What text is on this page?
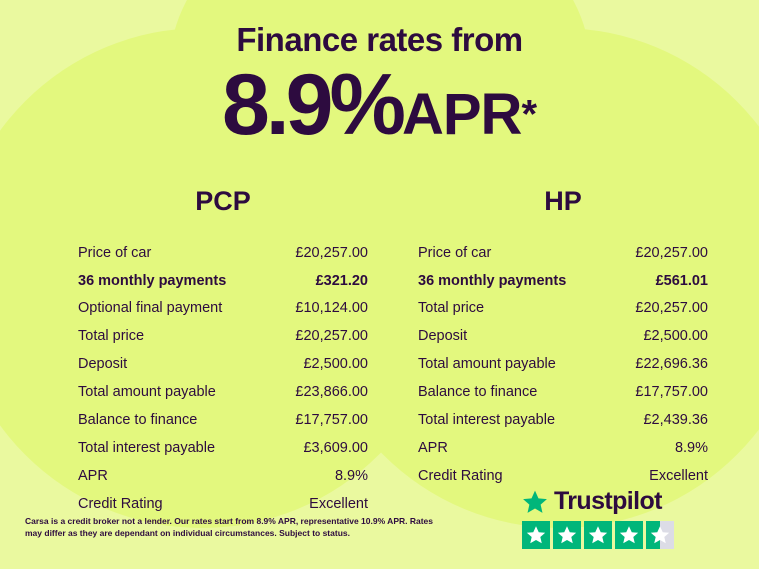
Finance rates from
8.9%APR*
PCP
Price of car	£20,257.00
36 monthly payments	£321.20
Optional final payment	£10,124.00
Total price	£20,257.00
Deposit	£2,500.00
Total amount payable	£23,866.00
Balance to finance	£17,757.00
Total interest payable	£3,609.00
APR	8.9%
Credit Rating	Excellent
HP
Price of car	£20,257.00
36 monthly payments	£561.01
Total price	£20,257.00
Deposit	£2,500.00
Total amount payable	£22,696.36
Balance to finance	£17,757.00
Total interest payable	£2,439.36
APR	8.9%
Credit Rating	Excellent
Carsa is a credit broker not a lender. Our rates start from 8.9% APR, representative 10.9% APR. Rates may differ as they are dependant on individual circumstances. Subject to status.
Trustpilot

+++

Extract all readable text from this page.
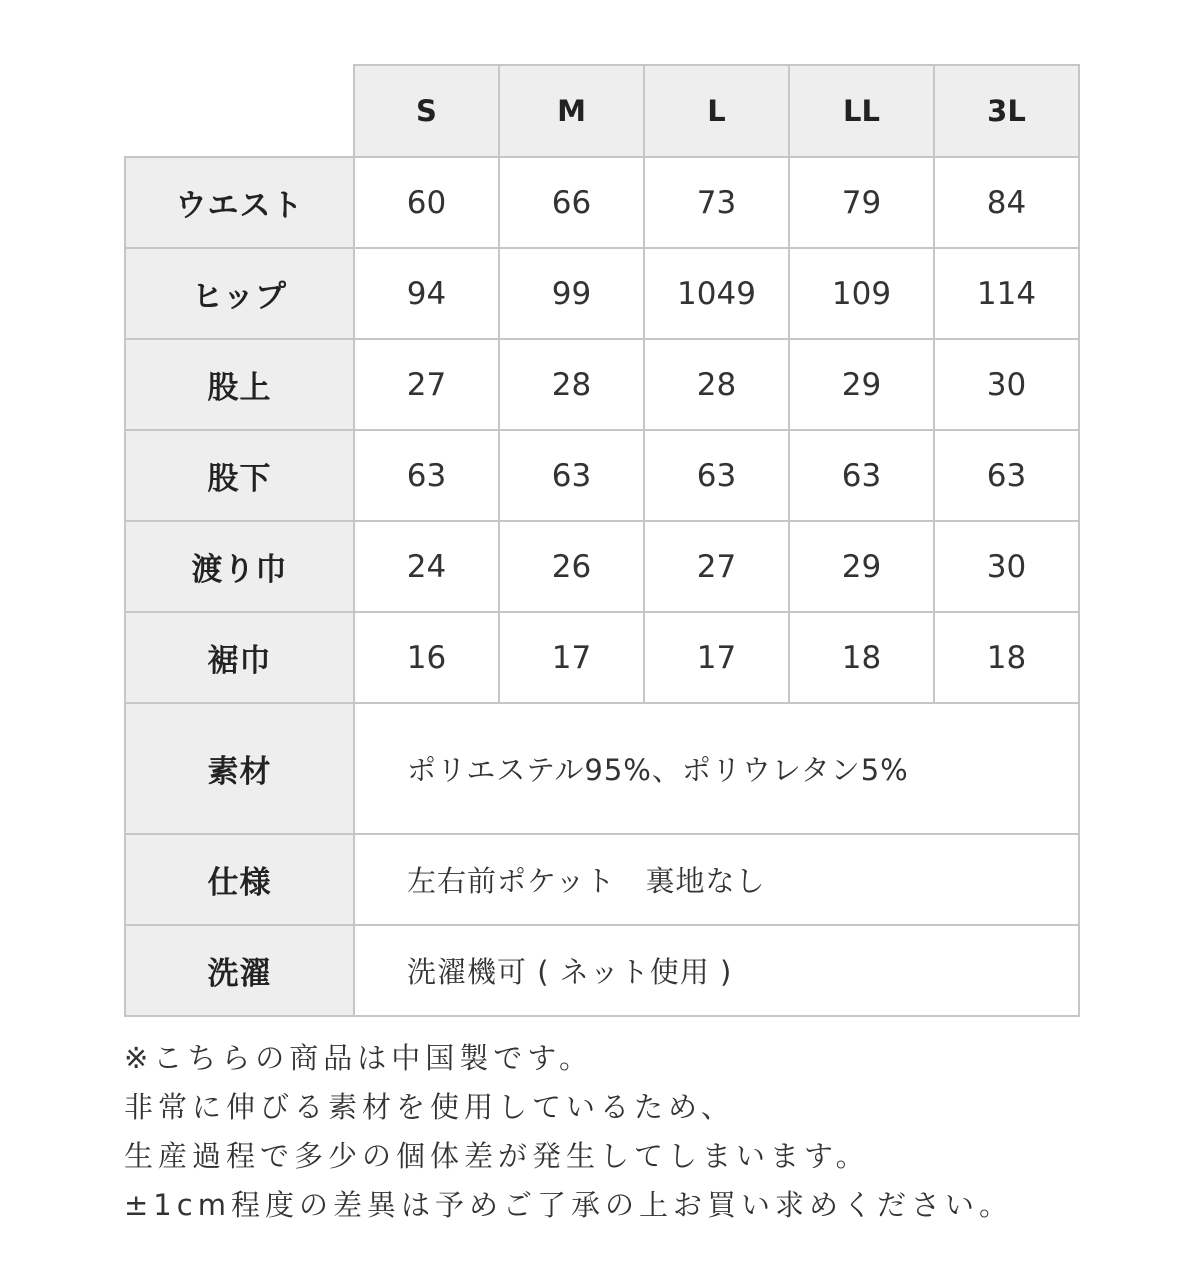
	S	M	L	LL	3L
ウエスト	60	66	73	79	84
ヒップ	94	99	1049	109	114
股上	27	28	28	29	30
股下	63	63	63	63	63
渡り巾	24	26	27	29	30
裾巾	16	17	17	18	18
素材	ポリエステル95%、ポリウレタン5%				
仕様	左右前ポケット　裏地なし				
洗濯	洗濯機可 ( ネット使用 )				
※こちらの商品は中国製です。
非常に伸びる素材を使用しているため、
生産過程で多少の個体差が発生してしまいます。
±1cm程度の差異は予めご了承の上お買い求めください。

+++

## [Written request]
Go through the records and show every line with the string "interest" in it.

## [Complete answer]
Total interest payable	£3,609.00
Total interest payable	£2,439.36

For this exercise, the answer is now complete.